------ EXTRACTED MATERIAL

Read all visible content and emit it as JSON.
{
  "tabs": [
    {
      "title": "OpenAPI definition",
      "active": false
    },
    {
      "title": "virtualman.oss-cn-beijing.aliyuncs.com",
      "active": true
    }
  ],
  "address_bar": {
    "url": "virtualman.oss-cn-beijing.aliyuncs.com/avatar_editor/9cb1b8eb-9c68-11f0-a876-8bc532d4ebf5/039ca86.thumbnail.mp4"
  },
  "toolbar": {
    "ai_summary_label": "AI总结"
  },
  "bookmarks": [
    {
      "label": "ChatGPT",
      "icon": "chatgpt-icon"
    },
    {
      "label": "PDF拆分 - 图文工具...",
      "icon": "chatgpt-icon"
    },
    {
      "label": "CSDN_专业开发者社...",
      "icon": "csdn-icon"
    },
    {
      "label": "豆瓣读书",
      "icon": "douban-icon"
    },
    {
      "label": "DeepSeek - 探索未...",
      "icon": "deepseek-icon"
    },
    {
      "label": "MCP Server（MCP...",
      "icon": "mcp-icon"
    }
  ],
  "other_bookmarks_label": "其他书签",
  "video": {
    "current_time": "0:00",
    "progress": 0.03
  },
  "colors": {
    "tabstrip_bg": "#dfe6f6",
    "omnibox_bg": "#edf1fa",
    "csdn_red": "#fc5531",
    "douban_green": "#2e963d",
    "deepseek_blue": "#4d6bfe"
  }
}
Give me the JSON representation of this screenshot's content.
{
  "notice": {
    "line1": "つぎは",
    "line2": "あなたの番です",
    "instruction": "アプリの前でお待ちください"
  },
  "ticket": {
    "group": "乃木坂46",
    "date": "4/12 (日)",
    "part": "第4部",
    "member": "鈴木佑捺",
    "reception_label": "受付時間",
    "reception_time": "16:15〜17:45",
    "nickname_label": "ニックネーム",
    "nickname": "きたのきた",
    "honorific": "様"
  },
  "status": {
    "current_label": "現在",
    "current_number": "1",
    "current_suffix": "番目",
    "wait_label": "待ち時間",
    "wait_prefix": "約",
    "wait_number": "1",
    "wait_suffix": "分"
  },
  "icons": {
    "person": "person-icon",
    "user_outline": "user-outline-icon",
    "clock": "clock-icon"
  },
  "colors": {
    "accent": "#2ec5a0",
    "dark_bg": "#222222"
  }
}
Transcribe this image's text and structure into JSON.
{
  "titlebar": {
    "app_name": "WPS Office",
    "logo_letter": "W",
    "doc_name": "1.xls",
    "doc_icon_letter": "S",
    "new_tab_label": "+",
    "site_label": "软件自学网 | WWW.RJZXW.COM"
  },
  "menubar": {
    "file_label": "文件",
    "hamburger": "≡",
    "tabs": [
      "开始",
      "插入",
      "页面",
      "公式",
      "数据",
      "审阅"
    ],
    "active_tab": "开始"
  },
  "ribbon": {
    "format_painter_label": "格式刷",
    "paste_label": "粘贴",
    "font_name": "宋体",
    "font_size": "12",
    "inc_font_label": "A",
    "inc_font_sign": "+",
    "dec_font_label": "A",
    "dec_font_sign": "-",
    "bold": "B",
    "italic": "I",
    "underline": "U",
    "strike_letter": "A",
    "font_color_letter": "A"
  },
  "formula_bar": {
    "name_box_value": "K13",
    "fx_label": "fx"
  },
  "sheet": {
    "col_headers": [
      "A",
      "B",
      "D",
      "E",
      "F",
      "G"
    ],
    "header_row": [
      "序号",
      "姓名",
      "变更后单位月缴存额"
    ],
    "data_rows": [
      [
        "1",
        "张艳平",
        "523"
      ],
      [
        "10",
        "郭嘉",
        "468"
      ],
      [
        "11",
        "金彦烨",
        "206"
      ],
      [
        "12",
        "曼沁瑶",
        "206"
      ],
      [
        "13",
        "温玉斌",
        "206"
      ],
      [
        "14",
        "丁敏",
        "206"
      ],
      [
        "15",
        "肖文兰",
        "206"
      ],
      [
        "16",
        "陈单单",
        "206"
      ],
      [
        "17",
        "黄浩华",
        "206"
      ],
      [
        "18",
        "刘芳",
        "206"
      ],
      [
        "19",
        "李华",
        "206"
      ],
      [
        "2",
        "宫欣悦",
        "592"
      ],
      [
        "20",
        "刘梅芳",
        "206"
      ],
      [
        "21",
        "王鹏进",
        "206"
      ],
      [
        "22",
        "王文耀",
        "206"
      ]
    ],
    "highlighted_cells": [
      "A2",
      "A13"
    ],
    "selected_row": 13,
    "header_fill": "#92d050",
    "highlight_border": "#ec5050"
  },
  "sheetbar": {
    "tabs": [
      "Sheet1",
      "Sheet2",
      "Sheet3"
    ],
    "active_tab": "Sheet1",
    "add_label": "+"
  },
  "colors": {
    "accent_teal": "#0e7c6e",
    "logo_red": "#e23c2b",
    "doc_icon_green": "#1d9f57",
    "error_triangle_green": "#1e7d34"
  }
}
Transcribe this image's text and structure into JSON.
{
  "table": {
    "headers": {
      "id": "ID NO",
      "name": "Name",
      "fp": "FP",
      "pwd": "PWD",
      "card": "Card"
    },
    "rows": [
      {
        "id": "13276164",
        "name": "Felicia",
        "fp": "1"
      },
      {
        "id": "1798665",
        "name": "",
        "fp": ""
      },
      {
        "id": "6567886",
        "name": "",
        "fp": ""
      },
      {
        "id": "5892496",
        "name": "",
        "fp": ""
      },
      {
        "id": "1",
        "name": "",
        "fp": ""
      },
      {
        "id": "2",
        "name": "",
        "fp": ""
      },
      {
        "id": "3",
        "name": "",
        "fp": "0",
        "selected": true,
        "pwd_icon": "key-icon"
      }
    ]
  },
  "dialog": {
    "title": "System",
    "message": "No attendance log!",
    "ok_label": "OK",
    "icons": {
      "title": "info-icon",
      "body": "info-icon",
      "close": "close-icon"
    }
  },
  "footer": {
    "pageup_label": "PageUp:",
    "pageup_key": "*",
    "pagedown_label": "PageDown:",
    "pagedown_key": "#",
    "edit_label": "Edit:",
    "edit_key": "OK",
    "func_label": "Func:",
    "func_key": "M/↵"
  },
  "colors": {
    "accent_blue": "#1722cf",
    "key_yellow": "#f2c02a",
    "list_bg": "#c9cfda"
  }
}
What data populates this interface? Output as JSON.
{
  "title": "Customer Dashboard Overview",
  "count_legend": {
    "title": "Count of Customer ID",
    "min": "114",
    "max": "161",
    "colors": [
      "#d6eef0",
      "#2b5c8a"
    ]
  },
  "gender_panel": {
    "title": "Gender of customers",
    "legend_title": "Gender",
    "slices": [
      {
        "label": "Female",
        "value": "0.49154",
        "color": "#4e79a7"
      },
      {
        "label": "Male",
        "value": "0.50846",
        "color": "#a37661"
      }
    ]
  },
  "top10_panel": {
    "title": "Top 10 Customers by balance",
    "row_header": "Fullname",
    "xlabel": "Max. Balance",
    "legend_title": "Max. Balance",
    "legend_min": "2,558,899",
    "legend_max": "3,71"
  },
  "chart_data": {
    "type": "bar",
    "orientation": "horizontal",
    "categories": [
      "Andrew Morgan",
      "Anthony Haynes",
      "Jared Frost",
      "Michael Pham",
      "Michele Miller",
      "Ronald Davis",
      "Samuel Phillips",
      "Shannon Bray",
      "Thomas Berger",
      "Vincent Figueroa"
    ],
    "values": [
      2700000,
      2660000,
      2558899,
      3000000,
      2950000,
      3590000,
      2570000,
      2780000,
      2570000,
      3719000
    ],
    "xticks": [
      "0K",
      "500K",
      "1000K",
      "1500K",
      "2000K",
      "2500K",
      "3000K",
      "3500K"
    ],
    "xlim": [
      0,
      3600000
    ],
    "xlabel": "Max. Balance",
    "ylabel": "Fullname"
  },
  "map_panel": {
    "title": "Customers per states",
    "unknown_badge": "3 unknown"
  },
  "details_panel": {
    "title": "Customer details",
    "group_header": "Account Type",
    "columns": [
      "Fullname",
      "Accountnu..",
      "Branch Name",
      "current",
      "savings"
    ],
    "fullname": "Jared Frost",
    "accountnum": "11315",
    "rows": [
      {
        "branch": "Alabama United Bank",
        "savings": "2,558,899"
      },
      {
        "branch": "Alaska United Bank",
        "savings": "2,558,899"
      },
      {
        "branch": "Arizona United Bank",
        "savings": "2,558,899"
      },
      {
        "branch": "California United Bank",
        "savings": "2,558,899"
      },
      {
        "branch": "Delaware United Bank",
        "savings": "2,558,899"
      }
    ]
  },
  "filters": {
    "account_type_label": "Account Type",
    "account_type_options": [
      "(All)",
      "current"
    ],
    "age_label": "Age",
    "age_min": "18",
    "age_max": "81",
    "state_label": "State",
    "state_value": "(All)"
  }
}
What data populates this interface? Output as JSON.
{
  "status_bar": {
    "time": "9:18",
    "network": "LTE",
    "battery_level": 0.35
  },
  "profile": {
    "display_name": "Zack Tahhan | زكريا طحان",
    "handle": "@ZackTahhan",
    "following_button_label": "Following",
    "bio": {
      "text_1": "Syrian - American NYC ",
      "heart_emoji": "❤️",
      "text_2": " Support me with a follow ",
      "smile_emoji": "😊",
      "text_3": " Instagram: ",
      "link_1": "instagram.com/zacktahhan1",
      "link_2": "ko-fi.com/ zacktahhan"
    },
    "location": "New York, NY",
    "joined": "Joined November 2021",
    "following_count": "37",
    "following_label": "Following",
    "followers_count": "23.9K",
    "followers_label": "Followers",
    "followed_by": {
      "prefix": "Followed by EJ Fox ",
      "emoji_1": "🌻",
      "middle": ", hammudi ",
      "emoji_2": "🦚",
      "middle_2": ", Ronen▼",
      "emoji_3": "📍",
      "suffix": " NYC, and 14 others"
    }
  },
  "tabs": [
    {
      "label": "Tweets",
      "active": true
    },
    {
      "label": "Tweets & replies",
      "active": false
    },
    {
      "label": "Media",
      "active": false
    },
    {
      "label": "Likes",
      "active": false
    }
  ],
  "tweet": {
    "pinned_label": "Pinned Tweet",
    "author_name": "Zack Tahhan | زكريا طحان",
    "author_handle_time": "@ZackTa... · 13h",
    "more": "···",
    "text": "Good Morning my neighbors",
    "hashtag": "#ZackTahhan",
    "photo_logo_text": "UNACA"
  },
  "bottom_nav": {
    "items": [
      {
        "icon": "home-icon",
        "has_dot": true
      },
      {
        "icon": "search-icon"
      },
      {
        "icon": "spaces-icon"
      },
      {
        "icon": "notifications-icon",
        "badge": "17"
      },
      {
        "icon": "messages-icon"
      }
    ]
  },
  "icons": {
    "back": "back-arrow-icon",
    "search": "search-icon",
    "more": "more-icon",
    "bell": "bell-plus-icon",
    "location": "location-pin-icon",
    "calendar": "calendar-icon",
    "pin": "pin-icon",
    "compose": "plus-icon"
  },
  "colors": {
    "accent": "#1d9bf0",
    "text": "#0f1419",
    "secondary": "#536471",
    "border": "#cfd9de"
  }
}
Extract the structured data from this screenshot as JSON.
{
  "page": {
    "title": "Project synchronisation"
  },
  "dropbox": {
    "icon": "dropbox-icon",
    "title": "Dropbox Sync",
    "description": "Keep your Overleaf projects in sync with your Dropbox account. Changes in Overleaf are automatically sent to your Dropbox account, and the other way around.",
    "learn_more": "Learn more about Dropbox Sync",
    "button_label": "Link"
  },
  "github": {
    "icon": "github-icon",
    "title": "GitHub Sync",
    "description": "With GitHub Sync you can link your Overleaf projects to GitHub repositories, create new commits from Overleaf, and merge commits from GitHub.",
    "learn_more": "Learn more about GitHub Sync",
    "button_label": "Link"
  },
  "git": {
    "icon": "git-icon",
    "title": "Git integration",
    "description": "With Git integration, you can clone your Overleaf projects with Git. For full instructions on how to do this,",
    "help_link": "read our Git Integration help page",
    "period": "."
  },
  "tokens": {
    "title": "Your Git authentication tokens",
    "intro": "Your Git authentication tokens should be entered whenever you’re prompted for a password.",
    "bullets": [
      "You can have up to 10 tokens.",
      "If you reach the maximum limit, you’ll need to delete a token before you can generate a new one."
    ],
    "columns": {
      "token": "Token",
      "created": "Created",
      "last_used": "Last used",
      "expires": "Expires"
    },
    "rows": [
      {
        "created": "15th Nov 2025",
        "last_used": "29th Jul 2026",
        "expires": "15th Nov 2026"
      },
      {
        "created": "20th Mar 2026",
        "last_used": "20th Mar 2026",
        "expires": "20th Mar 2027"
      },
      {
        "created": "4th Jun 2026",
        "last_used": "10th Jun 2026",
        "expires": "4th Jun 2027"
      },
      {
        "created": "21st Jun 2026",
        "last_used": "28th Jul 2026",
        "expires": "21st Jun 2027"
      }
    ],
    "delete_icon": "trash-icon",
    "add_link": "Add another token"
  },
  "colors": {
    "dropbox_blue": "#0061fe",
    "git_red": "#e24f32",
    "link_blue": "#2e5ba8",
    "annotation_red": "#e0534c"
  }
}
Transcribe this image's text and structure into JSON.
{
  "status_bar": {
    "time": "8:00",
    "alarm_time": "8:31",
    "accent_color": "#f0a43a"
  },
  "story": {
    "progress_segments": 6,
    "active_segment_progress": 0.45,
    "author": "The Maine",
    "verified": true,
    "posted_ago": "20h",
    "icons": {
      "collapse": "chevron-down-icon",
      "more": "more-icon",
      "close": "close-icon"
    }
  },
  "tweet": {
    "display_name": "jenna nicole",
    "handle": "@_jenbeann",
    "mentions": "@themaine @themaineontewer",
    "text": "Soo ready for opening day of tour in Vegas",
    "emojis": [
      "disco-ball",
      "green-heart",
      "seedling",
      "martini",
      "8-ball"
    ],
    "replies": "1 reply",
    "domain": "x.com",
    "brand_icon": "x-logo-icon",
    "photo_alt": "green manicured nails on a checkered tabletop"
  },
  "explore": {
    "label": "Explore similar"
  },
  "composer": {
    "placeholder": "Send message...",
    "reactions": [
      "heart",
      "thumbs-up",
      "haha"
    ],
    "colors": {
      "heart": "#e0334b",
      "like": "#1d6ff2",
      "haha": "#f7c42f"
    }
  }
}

------------

— STATED GOAL —
Pick each line holding the word "about" out of the data and copy it.

— REPLY TO THE TASK —
    "learn_more": "Learn more about Dropbox Sync",
    "learn_more": "Learn more about GitHub Sync",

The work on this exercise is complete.